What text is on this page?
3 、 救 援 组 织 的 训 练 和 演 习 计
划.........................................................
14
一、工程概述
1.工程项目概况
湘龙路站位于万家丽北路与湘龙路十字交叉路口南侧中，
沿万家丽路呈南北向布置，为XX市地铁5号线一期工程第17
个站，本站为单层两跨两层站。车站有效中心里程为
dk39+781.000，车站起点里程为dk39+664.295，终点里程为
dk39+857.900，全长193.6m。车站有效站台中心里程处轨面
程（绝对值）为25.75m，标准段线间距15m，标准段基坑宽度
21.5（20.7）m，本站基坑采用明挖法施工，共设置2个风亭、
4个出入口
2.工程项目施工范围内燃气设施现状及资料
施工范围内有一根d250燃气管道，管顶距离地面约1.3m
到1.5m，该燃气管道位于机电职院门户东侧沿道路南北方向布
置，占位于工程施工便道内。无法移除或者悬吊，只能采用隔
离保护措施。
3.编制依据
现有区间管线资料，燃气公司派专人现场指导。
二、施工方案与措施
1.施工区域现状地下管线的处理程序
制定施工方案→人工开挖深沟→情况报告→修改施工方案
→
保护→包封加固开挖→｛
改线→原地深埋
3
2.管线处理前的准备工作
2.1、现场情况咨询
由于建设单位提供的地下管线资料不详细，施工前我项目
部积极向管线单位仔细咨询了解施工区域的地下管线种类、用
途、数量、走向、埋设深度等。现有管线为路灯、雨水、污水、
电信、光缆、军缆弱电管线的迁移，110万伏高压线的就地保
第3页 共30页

──────

» Exercise: Write out the whole listing exactly.

» Result of the task:
What text is on this page?
3 、 救 援 组 织 的 训 练 和 演 习 计
划.........................................................
14
一、工程概述
1.工程项目概况
湘龙路站位于万家丽北路与湘龙路十字交叉路口南侧中，
沿万家丽路呈南北向布置，为XX市地铁5号线一期工程第17
个站，本站为单层两跨两层站。车站有效中心里程为
dk39+781.000，车站起点里程为dk39+664.295，终点里程为
dk39+857.900，全长193.6m。车站有效站台中心里程处轨面
程（绝对值）为25.75m，标准段线间距15m，标准段基坑宽度
21.5（20.7）m，本站基坑采用明挖法施工，共设置2个风亭、
4个出入口
2.工程项目施工范围内燃气设施现状及资料
施工范围内有一根d250燃气管道，管顶距离地面约1.3m
到1.5m，该燃气管道位于机电职院门户东侧沿道路南北方向布
置，占位于工程施工便道内。无法移除或者悬吊，只能采用隔
离保护措施。
3.编制依据
现有区间管线资料，燃气公司派专人现场指导。
二、施工方案与措施
1.施工区域现状地下管线的处理程序
制定施工方案→人工开挖深沟→情况报告→修改施工方案
→
保护→包封加固开挖→｛
改线→原地深埋
3
2.管线处理前的准备工作
2.1、现场情况咨询
由于建设单位提供的地下管线资料不详细，施工前我项目
部积极向管线单位仔细咨询了解施工区域的地下管线种类、用
途、数量、走向、埋设深度等。现有管线为路灯、雨水、污水、
电信、光缆、军缆弱电管线的迁移，110万伏高压线的就地保
第3页 共30页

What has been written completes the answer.